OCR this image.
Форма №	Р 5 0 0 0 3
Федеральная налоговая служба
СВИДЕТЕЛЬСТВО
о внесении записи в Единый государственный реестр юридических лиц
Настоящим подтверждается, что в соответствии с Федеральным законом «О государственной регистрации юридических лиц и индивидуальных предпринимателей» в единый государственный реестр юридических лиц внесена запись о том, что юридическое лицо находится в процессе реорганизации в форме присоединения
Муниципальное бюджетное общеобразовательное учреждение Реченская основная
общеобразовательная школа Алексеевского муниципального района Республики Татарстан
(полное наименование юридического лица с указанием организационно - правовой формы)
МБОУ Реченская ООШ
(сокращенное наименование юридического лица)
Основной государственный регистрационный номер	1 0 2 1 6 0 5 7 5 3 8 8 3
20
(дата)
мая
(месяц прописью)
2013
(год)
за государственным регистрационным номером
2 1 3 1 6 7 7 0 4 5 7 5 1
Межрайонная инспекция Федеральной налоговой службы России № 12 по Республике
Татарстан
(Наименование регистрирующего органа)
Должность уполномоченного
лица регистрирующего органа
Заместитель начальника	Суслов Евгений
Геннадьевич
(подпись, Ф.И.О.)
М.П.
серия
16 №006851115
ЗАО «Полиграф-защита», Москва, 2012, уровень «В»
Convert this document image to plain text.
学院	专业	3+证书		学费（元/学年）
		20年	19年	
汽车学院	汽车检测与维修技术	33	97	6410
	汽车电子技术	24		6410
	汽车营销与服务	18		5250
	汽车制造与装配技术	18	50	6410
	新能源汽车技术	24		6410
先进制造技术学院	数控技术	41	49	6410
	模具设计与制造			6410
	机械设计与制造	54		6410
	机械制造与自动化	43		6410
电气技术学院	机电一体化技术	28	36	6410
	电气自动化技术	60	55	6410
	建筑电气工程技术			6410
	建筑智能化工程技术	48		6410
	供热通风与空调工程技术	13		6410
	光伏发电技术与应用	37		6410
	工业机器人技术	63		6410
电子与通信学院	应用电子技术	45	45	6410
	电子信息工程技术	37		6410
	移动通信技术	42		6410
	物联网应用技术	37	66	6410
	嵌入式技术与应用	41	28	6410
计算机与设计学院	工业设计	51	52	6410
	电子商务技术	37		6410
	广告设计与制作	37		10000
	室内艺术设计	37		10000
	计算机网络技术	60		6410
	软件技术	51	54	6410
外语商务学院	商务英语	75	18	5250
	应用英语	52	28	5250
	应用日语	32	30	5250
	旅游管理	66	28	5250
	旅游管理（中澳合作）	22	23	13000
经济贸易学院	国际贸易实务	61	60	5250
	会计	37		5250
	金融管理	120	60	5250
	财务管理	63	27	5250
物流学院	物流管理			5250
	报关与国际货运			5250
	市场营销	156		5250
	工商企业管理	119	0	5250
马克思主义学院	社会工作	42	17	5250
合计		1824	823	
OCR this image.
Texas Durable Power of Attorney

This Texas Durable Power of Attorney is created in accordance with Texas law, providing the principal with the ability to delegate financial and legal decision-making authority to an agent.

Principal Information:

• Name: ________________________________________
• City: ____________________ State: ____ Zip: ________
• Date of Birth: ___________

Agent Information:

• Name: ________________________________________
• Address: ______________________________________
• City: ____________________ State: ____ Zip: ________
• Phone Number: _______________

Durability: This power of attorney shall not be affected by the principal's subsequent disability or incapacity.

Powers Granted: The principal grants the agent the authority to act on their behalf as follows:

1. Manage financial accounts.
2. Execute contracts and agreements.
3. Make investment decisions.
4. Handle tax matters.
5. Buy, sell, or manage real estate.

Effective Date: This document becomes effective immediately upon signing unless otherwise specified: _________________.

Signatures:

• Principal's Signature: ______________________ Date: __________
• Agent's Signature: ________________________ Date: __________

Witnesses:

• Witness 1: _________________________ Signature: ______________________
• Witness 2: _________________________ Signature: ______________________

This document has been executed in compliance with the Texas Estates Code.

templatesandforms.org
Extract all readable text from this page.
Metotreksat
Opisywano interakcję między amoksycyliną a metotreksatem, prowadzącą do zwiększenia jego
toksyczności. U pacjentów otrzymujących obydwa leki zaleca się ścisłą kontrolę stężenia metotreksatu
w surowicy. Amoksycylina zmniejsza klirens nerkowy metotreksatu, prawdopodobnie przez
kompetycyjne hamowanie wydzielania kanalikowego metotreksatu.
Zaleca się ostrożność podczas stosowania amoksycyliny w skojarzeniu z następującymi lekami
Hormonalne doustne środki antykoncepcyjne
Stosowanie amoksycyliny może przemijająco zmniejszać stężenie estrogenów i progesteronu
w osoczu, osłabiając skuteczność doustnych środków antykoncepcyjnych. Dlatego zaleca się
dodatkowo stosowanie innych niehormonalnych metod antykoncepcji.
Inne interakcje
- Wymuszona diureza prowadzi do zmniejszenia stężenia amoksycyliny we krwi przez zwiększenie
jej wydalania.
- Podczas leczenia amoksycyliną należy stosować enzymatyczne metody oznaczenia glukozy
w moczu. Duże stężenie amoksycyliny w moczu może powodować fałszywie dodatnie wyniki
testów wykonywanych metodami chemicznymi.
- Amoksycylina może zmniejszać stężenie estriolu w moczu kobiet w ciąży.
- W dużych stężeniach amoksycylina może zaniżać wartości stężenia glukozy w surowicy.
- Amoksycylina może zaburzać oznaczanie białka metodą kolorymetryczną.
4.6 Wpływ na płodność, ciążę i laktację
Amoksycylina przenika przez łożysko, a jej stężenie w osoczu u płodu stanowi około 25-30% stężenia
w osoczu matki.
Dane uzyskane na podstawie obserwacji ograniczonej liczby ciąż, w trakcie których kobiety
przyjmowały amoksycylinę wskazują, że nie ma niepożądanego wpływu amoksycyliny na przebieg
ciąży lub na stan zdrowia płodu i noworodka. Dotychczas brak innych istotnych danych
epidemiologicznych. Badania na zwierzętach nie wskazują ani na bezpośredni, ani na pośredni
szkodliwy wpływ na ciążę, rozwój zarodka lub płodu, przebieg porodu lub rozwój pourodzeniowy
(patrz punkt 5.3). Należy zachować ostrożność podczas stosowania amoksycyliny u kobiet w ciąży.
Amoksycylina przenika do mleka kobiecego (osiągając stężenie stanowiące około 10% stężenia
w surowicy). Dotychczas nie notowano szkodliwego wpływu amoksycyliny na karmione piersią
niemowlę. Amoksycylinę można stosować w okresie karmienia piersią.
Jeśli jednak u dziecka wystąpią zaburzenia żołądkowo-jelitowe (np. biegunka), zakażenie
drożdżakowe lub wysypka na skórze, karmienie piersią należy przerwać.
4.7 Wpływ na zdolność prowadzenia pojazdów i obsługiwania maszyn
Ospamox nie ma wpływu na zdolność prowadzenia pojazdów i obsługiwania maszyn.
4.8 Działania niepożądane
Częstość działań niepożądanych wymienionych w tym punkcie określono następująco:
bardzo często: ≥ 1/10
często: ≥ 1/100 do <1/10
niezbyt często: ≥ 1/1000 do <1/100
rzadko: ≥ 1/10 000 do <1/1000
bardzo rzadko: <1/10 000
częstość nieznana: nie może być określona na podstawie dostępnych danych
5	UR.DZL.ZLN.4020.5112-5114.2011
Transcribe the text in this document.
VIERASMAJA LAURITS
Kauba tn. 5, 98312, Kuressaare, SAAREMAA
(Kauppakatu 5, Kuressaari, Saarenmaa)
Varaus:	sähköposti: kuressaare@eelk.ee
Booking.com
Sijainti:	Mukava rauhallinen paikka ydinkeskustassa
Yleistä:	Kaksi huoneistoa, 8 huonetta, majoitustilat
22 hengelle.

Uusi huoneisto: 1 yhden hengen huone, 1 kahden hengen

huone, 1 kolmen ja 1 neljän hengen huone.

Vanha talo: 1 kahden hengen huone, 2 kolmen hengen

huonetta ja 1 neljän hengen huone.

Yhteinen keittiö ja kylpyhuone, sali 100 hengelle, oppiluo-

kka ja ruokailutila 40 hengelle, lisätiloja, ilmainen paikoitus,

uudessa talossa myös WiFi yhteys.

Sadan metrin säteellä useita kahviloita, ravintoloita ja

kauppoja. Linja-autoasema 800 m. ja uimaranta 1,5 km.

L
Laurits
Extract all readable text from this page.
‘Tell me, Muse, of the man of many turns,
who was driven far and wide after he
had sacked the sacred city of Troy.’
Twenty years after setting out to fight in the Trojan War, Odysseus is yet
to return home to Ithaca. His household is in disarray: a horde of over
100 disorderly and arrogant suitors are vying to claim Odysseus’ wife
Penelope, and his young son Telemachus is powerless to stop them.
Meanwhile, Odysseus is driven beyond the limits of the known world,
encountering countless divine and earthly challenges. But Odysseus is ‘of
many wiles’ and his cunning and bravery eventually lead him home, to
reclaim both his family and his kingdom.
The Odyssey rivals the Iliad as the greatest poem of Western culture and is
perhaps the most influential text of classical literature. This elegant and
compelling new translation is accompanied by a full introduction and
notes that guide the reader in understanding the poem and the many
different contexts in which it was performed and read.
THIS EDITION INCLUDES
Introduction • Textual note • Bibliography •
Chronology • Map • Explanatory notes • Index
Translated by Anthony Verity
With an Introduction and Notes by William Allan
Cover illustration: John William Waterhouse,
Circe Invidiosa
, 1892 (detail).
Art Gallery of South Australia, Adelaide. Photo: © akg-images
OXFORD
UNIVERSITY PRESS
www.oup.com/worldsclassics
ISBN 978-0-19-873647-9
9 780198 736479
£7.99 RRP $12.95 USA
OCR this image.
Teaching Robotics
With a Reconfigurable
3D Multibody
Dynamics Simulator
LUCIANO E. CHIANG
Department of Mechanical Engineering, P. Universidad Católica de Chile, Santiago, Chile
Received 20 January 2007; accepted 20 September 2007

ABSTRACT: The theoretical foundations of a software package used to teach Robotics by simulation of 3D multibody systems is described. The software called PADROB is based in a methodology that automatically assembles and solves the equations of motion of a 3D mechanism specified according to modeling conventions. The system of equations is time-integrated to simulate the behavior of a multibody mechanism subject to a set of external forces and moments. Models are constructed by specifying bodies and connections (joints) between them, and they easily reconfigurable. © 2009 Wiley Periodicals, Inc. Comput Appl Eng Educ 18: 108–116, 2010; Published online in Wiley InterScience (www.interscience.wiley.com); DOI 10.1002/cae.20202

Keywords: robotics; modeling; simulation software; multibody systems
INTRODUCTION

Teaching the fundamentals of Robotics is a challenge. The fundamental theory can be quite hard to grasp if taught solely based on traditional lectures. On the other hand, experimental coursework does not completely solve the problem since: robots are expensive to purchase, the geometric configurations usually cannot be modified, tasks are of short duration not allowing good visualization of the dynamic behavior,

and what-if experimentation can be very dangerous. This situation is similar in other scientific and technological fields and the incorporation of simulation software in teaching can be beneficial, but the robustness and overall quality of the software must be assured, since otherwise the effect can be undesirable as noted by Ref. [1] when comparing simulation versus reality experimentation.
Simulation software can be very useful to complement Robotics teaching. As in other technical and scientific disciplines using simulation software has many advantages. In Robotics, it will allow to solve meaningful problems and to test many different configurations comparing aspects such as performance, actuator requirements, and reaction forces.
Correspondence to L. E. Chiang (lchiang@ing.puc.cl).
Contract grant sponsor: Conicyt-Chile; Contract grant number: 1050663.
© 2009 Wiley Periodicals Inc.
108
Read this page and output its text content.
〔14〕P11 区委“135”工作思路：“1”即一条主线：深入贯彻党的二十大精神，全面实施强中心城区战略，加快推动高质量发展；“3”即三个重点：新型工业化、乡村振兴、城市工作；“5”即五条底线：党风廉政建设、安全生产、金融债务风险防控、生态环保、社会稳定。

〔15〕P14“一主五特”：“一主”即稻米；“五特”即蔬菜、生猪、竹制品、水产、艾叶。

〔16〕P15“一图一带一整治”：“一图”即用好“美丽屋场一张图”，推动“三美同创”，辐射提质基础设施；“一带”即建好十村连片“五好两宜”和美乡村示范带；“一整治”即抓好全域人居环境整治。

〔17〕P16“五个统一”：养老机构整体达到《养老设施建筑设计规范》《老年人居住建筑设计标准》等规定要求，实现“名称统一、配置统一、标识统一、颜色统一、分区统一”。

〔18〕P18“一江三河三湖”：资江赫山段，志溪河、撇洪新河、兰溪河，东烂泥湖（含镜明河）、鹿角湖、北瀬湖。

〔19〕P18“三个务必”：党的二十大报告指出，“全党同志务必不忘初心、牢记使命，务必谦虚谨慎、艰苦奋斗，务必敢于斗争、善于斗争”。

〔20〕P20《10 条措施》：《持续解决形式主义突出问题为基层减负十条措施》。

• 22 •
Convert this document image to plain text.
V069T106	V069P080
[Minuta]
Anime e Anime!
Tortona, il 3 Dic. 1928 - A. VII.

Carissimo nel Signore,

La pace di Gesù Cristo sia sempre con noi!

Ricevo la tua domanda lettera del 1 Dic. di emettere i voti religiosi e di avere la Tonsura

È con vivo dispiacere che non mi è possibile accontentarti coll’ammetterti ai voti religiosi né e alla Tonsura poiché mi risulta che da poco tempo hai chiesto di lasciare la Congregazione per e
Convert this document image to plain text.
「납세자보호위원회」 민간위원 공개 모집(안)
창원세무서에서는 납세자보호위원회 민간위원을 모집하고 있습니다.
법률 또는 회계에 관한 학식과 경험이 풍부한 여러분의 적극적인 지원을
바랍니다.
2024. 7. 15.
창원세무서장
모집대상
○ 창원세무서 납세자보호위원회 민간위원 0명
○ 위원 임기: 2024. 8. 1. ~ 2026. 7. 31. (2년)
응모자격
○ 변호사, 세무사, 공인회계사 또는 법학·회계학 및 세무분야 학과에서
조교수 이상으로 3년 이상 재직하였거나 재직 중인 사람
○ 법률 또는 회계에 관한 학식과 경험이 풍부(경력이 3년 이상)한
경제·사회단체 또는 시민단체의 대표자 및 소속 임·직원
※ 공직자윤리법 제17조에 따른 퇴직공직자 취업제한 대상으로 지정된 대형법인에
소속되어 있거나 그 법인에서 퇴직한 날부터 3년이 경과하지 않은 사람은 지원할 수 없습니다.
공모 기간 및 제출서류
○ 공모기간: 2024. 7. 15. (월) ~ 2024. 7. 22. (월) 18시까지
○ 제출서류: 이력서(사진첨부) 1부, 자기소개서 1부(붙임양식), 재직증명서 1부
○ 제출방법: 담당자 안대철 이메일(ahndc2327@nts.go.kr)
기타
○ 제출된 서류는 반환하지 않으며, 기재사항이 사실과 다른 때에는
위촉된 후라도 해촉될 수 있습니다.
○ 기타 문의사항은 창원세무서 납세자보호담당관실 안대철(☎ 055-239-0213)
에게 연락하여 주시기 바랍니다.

AIM = Copy every line from the entries that contains the word "William".

CORRECT RESULT =
With an Introduction and Notes by William Allan
Cover illustration: John William Waterhouse,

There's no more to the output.